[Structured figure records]
=====

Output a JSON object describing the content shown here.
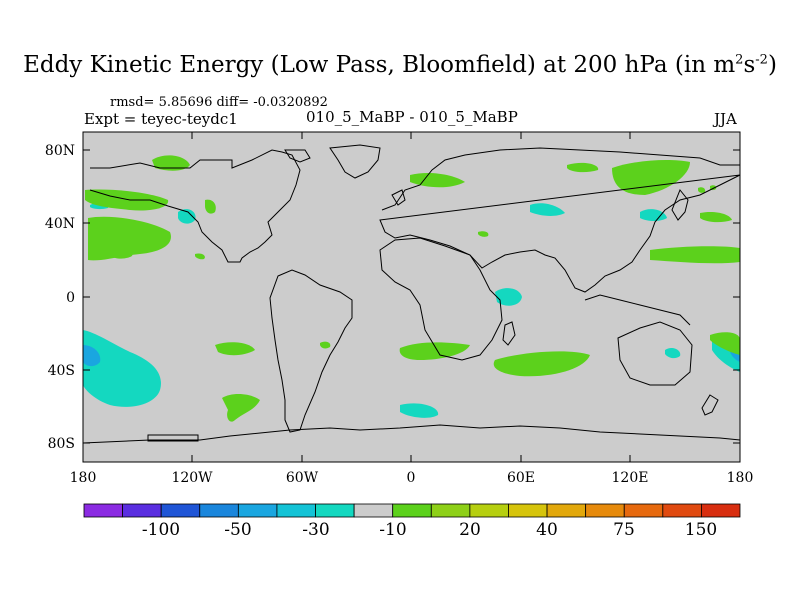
{
  "title": {
    "main": "Eddy Kinetic Energy (Low Pass, Bloomfield) at 200 hPa (in m",
    "exp1": "2",
    "mid": "s",
    "exp2": "-2",
    "end": ")"
  },
  "stats": {
    "rmsd_label": "rmsd=",
    "rmsd_value": "5.85696",
    "diff_label": "diff=",
    "diff_value": "-0.0320892"
  },
  "left_label": "Expt = teyec-teydc1",
  "center_label": "010_5_MaBP - 010_5_MaBP",
  "season": "JJA",
  "map": {
    "projection": "cylindrical-equidistant",
    "lon_range": [
      -180,
      180
    ],
    "lat_range": [
      -90,
      90
    ],
    "background_color": "#cccccc",
    "y_tick_labels": [
      "80N",
      "40N",
      "0",
      "40S",
      "80S"
    ],
    "x_tick_labels": [
      "180",
      "120W",
      "60W",
      "0",
      "60E",
      "120E",
      "180"
    ]
  },
  "colorbar": {
    "colors": [
      "#8b2be2",
      "#5a2ee0",
      "#1f55d6",
      "#1a86dc",
      "#1aa6e0",
      "#14c3d6",
      "#14d8c0",
      "#cccccc",
      "#5cd11c",
      "#8ed018",
      "#b6cf10",
      "#d6c40c",
      "#e2a80c",
      "#e68a0c",
      "#e6690e",
      "#e04a10",
      "#d82e10"
    ],
    "labels": [
      "-100",
      "-50",
      "-30",
      "-10",
      "20",
      "40",
      "75",
      "150"
    ]
  },
  "anomaly_regions": [
    {
      "name": "green-blob-north-pacific",
      "color": "#5cd11c"
    },
    {
      "name": "cyan-blob-south-pacific",
      "color": "#14d8c0"
    },
    {
      "name": "blue-core-south-pacific",
      "color": "#1aa6e0"
    }
  ]
}
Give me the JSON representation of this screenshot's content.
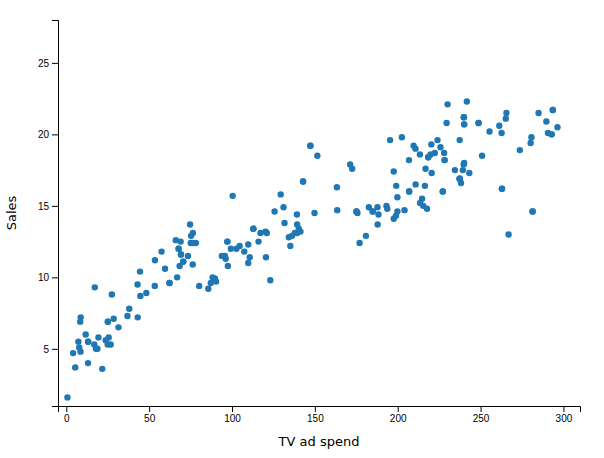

=====

**Written task:** Reproduce every line of the material precisely, omitting its pictures.

**Reply to the exercise:**
Output a JSON object describing the content shown here.
{
  "title": {
    "main": "Eddy Kinetic Energy (Low Pass, Bloomfield) at 200 hPa (in m",
    "exp1": "2",
    "mid": "s",
    "exp2": "-2",
    "end": ")"
  },
  "stats": {
    "rmsd_label": "rmsd=",
    "rmsd_value": "5.85696",
    "diff_label": "diff=",
    "diff_value": "-0.0320892"
  },
  "left_label": "Expt = teyec-teydc1",
  "center_label": "010_5_MaBP - 010_5_MaBP",
  "season": "JJA",
  "map": {
    "projection": "cylindrical-equidistant",
    "lon_range": [
      -180,
      180
    ],
    "lat_range": [
      -90,
      90
    ],
    "background_color": "#cccccc",
    "y_tick_labels": [
      "80N",
      "40N",
      "0",
      "40S",
      "80S"
    ],
    "x_tick_labels": [
      "180",
      "120W",
      "60W",
      "0",
      "60E",
      "120E",
      "180"
    ]
  },
  "colorbar": {
    "colors": [
      "#8b2be2",
      "#5a2ee0",
      "#1f55d6",
      "#1a86dc",
      "#1aa6e0",
      "#14c3d6",
      "#14d8c0",
      "#cccccc",
      "#5cd11c",
      "#8ed018",
      "#b6cf10",
      "#d6c40c",
      "#e2a80c",
      "#e68a0c",
      "#e6690e",
      "#e04a10",
      "#d82e10"
    ],
    "labels": [
      "-100",
      "-50",
      "-30",
      "-10",
      "20",
      "40",
      "75",
      "150"
    ]
  },
  "anomaly_regions": [
    {
      "name": "green-blob-north-pacific",
      "color": "#5cd11c"
    },
    {
      "name": "cyan-blob-south-pacific",
      "color": "#14d8c0"
    },
    {
      "name": "blue-core-south-pacific",
      "color": "#1aa6e0"
    }
  ]
}
Give me the JSON representation of this screenshot's content.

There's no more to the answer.